# Available data:
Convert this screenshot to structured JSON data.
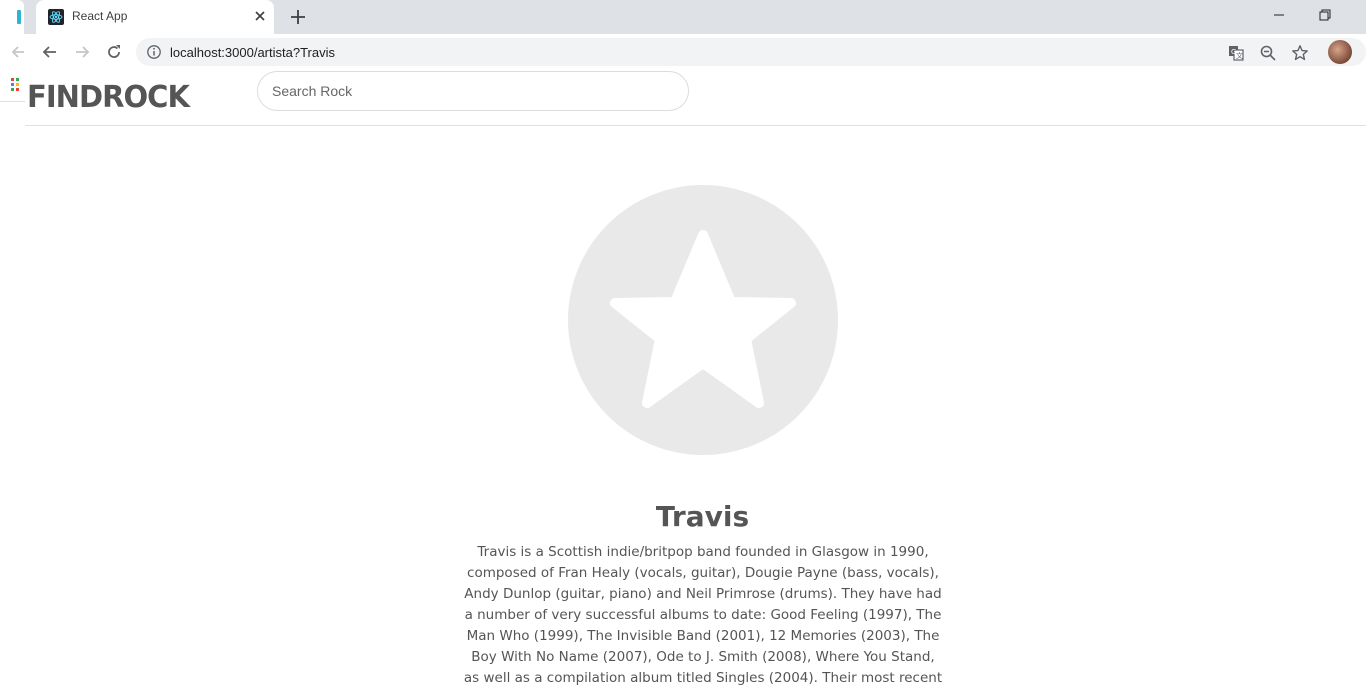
{
  "browser": {
    "tab_title": "React App",
    "url": "localhost:3000/artista?Travis"
  },
  "header": {
    "logo_text": "FINDROCK",
    "search_placeholder": "Search Rock"
  },
  "artist": {
    "name": "Travis",
    "bio": "Travis is a Scottish indie/britpop band founded in Glasgow in 1990, composed of Fran Healy (vocals, guitar), Dougie Payne (bass, vocals), Andy Dunlop (guitar, piano) and Neil Primrose (drums). They have had a number of very successful albums to date: Good Feeling (1997), The Man Who (1999), The Invisible Band (2001), 12 Memories (2003), The Boy With No Name (2007), Ode to J. Smith (2008), Where You Stand, as well as a compilation album titled Singles (2004). Their most recent album is"
  },
  "colors": {
    "logo": "#555555",
    "avatar_bg": "#e9e9e9",
    "text": "#555555"
  }
}
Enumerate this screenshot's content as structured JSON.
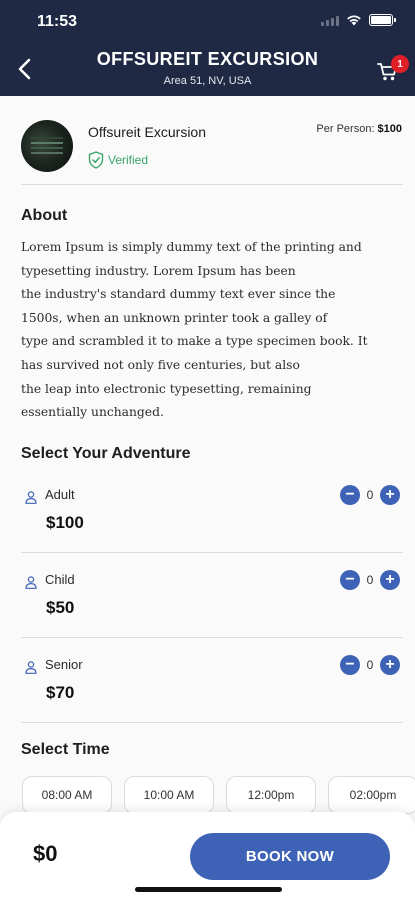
{
  "status_bar": {
    "time": "11:53"
  },
  "header": {
    "title": "OFFSUREIT EXCURSION",
    "subtitle": "Area 51, NV, USA",
    "cart_count": "1",
    "background": "#1f2944"
  },
  "listing": {
    "name": "Offsureit Excursion",
    "verified_label": "Verified",
    "per_person_label": "Per Person:",
    "per_person_price": "$100"
  },
  "about": {
    "title": "About",
    "lines": [
      "Lorem Ipsum is simply dummy text of the printing and",
      "typesetting industry. Lorem Ipsum has been",
      "the industry's standard dummy text ever since the",
      "1500s, when an unknown printer took a galley of",
      "type and scrambled it to make a type specimen book. It",
      "has survived not only five centuries, but also",
      "the leap into electronic typesetting, remaining",
      "essentially unchanged."
    ]
  },
  "adventure": {
    "title": "Select Your Adventure",
    "options": [
      {
        "label": "Adult",
        "price": "$100",
        "count": "0"
      },
      {
        "label": "Child",
        "price": "$50",
        "count": "0"
      },
      {
        "label": "Senior",
        "price": "$70",
        "count": "0"
      }
    ]
  },
  "time": {
    "title": "Select Time",
    "slots": [
      "08:00 AM",
      "10:00 AM",
      "12:00pm",
      "02:00pm"
    ]
  },
  "footer": {
    "total": "$0",
    "book_label": "BOOK NOW",
    "accent": "#3e63b6"
  }
}
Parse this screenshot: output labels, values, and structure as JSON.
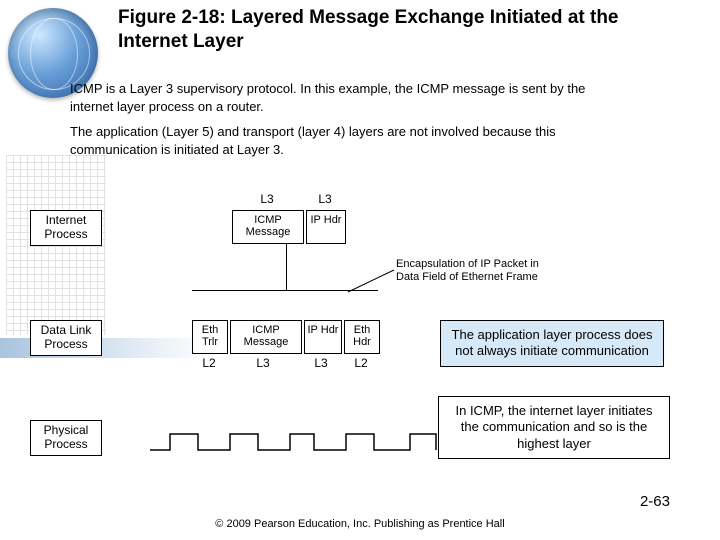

# Request:
Make a word-for-word copy of the entries, without any pictures.

# Solution for this task:
Convert this screenshot to structured JSON data.
{
  "browser": {
    "tab_title": "React App",
    "url": "localhost:3000/artista?Travis"
  },
  "header": {
    "logo_text": "FINDROCK",
    "search_placeholder": "Search Rock"
  },
  "artist": {
    "name": "Travis",
    "bio": "Travis is a Scottish indie/britpop band founded in Glasgow in 1990, composed of Fran Healy (vocals, guitar), Dougie Payne (bass, vocals), Andy Dunlop (guitar, piano) and Neil Primrose (drums). They have had a number of very successful albums to date: Good Feeling (1997), The Man Who (1999), The Invisible Band (2001), 12 Memories (2003), The Boy With No Name (2007), Ode to J. Smith (2008), Where You Stand, as well as a compilation album titled Singles (2004). Their most recent album is"
  },
  "colors": {
    "logo": "#555555",
    "avatar_bg": "#e9e9e9",
    "text": "#555555"
  }
}
Enumerate this screenshot's content as structured JSON.
{
  "status_bar": {
    "time": "11:53"
  },
  "header": {
    "title": "OFFSUREIT EXCURSION",
    "subtitle": "Area 51, NV, USA",
    "cart_count": "1",
    "background": "#1f2944"
  },
  "listing": {
    "name": "Offsureit Excursion",
    "verified_label": "Verified",
    "per_person_label": "Per Person:",
    "per_person_price": "$100"
  },
  "about": {
    "title": "About",
    "lines": [
      "Lorem Ipsum is simply dummy text of the printing and",
      "typesetting industry. Lorem Ipsum has been",
      "the industry's standard dummy text ever since the",
      "1500s, when an unknown printer took a galley of",
      "type and scrambled it to make a type specimen book. It",
      "has survived not only five centuries, but also",
      "the leap into electronic typesetting, remaining",
      "essentially unchanged."
    ]
  },
  "adventure": {
    "title": "Select Your Adventure",
    "options": [
      {
        "label": "Adult",
        "price": "$100",
        "count": "0"
      },
      {
        "label": "Child",
        "price": "$50",
        "count": "0"
      },
      {
        "label": "Senior",
        "price": "$70",
        "count": "0"
      }
    ]
  },
  "time": {
    "title": "Select Time",
    "slots": [
      "08:00 AM",
      "10:00 AM",
      "12:00pm",
      "02:00pm"
    ]
  },
  "footer": {
    "total": "$0",
    "book_label": "BOOK NOW",
    "accent": "#3e63b6"
  }
}
Parse this screenshot: output labels, values, and structure as JSON.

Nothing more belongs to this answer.